> _Given instruction_: Please give the entries again in full and exactly, without any picture.
— Start Dataset entries —
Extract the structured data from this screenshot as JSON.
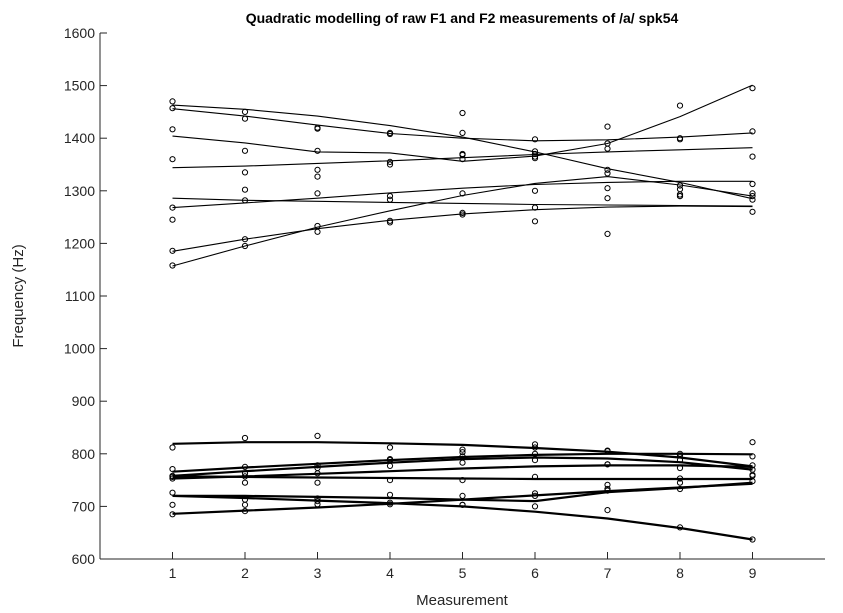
{
  "chart_data": {
    "type": "scatter",
    "title": "Quadratic modelling of raw F1 and F2 measurements of /a/ spk54",
    "xlabel": "Measurement",
    "ylabel": "Frequency (Hz)",
    "xlim": [
      0,
      10
    ],
    "ylim": [
      600,
      1600
    ],
    "xticks": [
      1,
      2,
      3,
      4,
      5,
      6,
      7,
      8,
      9
    ],
    "yticks": [
      600,
      700,
      800,
      900,
      1000,
      1100,
      1200,
      1300,
      1400,
      1500,
      1600
    ],
    "grid": false,
    "legend": "none",
    "x": [
      1,
      2,
      3,
      4,
      5,
      6,
      7,
      8,
      9
    ],
    "series": [
      {
        "group": "F2",
        "values": [
          1470,
          1450,
          1420,
          1408,
          1360,
          1370,
          1340,
          1310,
          1290
        ],
        "fit": [
          1463,
          1455,
          1442,
          1424,
          1402,
          1374,
          1342,
          1316,
          1285
        ]
      },
      {
        "group": "F2",
        "values": [
          1457,
          1437,
          1418,
          1410,
          1410,
          1398,
          1422,
          1462,
          1413
        ],
        "fit": [
          1456,
          1442,
          1425,
          1409,
          1400,
          1395,
          1397,
          1402,
          1410
        ]
      },
      {
        "group": "F2",
        "values": [
          1417,
          1376,
          1376,
          1355,
          1368,
          1375,
          1390,
          1398,
          1495
        ],
        "fit": [
          1404,
          1391,
          1374,
          1372,
          1356,
          1366,
          1390,
          1441,
          1501
        ]
      },
      {
        "group": "F2",
        "values": [
          1360,
          1335,
          1340,
          1350,
          1370,
          1365,
          1380,
          1400,
          1365
        ],
        "fit": [
          1344,
          1347,
          1352,
          1357,
          1363,
          1369,
          1374,
          1378,
          1382
        ]
      },
      {
        "group": "F2",
        "values": [
          1268,
          1282,
          1295,
          1290,
          1295,
          1300,
          1305,
          1293,
          1313
        ],
        "fit": [
          1268,
          1277,
          1286,
          1296,
          1305,
          1312,
          1316,
          1318,
          1318
        ]
      },
      {
        "group": "F2",
        "values": [
          1245,
          1302,
          1327,
          1243,
          1448,
          1242,
          1218,
          1290,
          1283
        ],
        "fit": [
          1286,
          1282,
          1280,
          1278,
          1276,
          1274,
          1273,
          1272,
          1271
        ]
      },
      {
        "group": "F2",
        "values": [
          1186,
          1208,
          1233,
          1283,
          1258,
          1268,
          1333,
          1303,
          1260
        ],
        "fit": [
          1185,
          1208,
          1228,
          1244,
          1256,
          1264,
          1269,
          1271,
          1270
        ]
      },
      {
        "group": "F2",
        "values": [
          1158,
          1195,
          1222,
          1240,
          1255,
          1362,
          1286,
          1290,
          1295
        ],
        "fit": [
          1157,
          1195,
          1231,
          1262,
          1291,
          1314,
          1327,
          1311,
          1290
        ]
      },
      {
        "group": "F1",
        "values": [
          812,
          830,
          834,
          812,
          808,
          818,
          805,
          800,
          822
        ],
        "fit": [
          819,
          822,
          822,
          820,
          817,
          811,
          804,
          793,
          776
        ]
      },
      {
        "group": "F1",
        "values": [
          771,
          775,
          778,
          790,
          795,
          800,
          806,
          797,
          795
        ],
        "fit": [
          766,
          774,
          781,
          788,
          794,
          798,
          800,
          800,
          799
        ]
      },
      {
        "group": "F1",
        "values": [
          758,
          763,
          773,
          788,
          803,
          812,
          780,
          788,
          770
        ],
        "fit": [
          758,
          767,
          775,
          783,
          790,
          793,
          791,
          784,
          770
        ]
      },
      {
        "group": "F1",
        "values": [
          753,
          757,
          763,
          777,
          783,
          788,
          780,
          773,
          778
        ],
        "fit": [
          753,
          757,
          762,
          767,
          772,
          776,
          778,
          778,
          775
        ]
      },
      {
        "group": "F1",
        "values": [
          756,
          745,
          745,
          750,
          750,
          756,
          733,
          753,
          758
        ],
        "fit": [
          757,
          756,
          755,
          754,
          753,
          752,
          752,
          752,
          752
        ]
      },
      {
        "group": "F1",
        "values": [
          726,
          713,
          715,
          722,
          720,
          725,
          730,
          745,
          760
        ],
        "fit": [
          720,
          720,
          718,
          716,
          713,
          710,
          727,
          735,
          745
        ]
      },
      {
        "group": "F1",
        "values": [
          703,
          703,
          710,
          707,
          703,
          700,
          693,
          660,
          637
        ],
        "fit": [
          720,
          716,
          711,
          706,
          700,
          690,
          677,
          659,
          637
        ]
      },
      {
        "group": "F1",
        "values": [
          685,
          691,
          704,
          704,
          703,
          720,
          741,
          733,
          748
        ],
        "fit": [
          686,
          692,
          698,
          705,
          713,
          721,
          729,
          736,
          743
        ]
      }
    ]
  }
}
— End Dataset entries —
> _Written response_:
Extract the structured data from this screenshot as JSON.
{
  "chart_data": {
    "type": "scatter",
    "title": "Quadratic modelling of raw F1 and F2 measurements of /a/ spk54",
    "xlabel": "Measurement",
    "ylabel": "Frequency (Hz)",
    "xlim": [
      0,
      10
    ],
    "ylim": [
      600,
      1600
    ],
    "xticks": [
      1,
      2,
      3,
      4,
      5,
      6,
      7,
      8,
      9
    ],
    "yticks": [
      600,
      700,
      800,
      900,
      1000,
      1100,
      1200,
      1300,
      1400,
      1500,
      1600
    ],
    "grid": false,
    "legend": "none",
    "x": [
      1,
      2,
      3,
      4,
      5,
      6,
      7,
      8,
      9
    ],
    "series": [
      {
        "group": "F2",
        "values": [
          1470,
          1450,
          1420,
          1408,
          1360,
          1370,
          1340,
          1310,
          1290
        ],
        "fit": [
          1463,
          1455,
          1442,
          1424,
          1402,
          1374,
          1342,
          1316,
          1285
        ]
      },
      {
        "group": "F2",
        "values": [
          1457,
          1437,
          1418,
          1410,
          1410,
          1398,
          1422,
          1462,
          1413
        ],
        "fit": [
          1456,
          1442,
          1425,
          1409,
          1400,
          1395,
          1397,
          1402,
          1410
        ]
      },
      {
        "group": "F2",
        "values": [
          1417,
          1376,
          1376,
          1355,
          1368,
          1375,
          1390,
          1398,
          1495
        ],
        "fit": [
          1404,
          1391,
          1374,
          1372,
          1356,
          1366,
          1390,
          1441,
          1501
        ]
      },
      {
        "group": "F2",
        "values": [
          1360,
          1335,
          1340,
          1350,
          1370,
          1365,
          1380,
          1400,
          1365
        ],
        "fit": [
          1344,
          1347,
          1352,
          1357,
          1363,
          1369,
          1374,
          1378,
          1382
        ]
      },
      {
        "group": "F2",
        "values": [
          1268,
          1282,
          1295,
          1290,
          1295,
          1300,
          1305,
          1293,
          1313
        ],
        "fit": [
          1268,
          1277,
          1286,
          1296,
          1305,
          1312,
          1316,
          1318,
          1318
        ]
      },
      {
        "group": "F2",
        "values": [
          1245,
          1302,
          1327,
          1243,
          1448,
          1242,
          1218,
          1290,
          1283
        ],
        "fit": [
          1286,
          1282,
          1280,
          1278,
          1276,
          1274,
          1273,
          1272,
          1271
        ]
      },
      {
        "group": "F2",
        "values": [
          1186,
          1208,
          1233,
          1283,
          1258,
          1268,
          1333,
          1303,
          1260
        ],
        "fit": [
          1185,
          1208,
          1228,
          1244,
          1256,
          1264,
          1269,
          1271,
          1270
        ]
      },
      {
        "group": "F2",
        "values": [
          1158,
          1195,
          1222,
          1240,
          1255,
          1362,
          1286,
          1290,
          1295
        ],
        "fit": [
          1157,
          1195,
          1231,
          1262,
          1291,
          1314,
          1327,
          1311,
          1290
        ]
      },
      {
        "group": "F1",
        "values": [
          812,
          830,
          834,
          812,
          808,
          818,
          805,
          800,
          822
        ],
        "fit": [
          819,
          822,
          822,
          820,
          817,
          811,
          804,
          793,
          776
        ]
      },
      {
        "group": "F1",
        "values": [
          771,
          775,
          778,
          790,
          795,
          800,
          806,
          797,
          795
        ],
        "fit": [
          766,
          774,
          781,
          788,
          794,
          798,
          800,
          800,
          799
        ]
      },
      {
        "group": "F1",
        "values": [
          758,
          763,
          773,
          788,
          803,
          812,
          780,
          788,
          770
        ],
        "fit": [
          758,
          767,
          775,
          783,
          790,
          793,
          791,
          784,
          770
        ]
      },
      {
        "group": "F1",
        "values": [
          753,
          757,
          763,
          777,
          783,
          788,
          780,
          773,
          778
        ],
        "fit": [
          753,
          757,
          762,
          767,
          772,
          776,
          778,
          778,
          775
        ]
      },
      {
        "group": "F1",
        "values": [
          756,
          745,
          745,
          750,
          750,
          756,
          733,
          753,
          758
        ],
        "fit": [
          757,
          756,
          755,
          754,
          753,
          752,
          752,
          752,
          752
        ]
      },
      {
        "group": "F1",
        "values": [
          726,
          713,
          715,
          722,
          720,
          725,
          730,
          745,
          760
        ],
        "fit": [
          720,
          720,
          718,
          716,
          713,
          710,
          727,
          735,
          745
        ]
      },
      {
        "group": "F1",
        "values": [
          703,
          703,
          710,
          707,
          703,
          700,
          693,
          660,
          637
        ],
        "fit": [
          720,
          716,
          711,
          706,
          700,
          690,
          677,
          659,
          637
        ]
      },
      {
        "group": "F1",
        "values": [
          685,
          691,
          704,
          704,
          703,
          720,
          741,
          733,
          748
        ],
        "fit": [
          686,
          692,
          698,
          705,
          713,
          721,
          729,
          736,
          743
        ]
      }
    ]
  }
}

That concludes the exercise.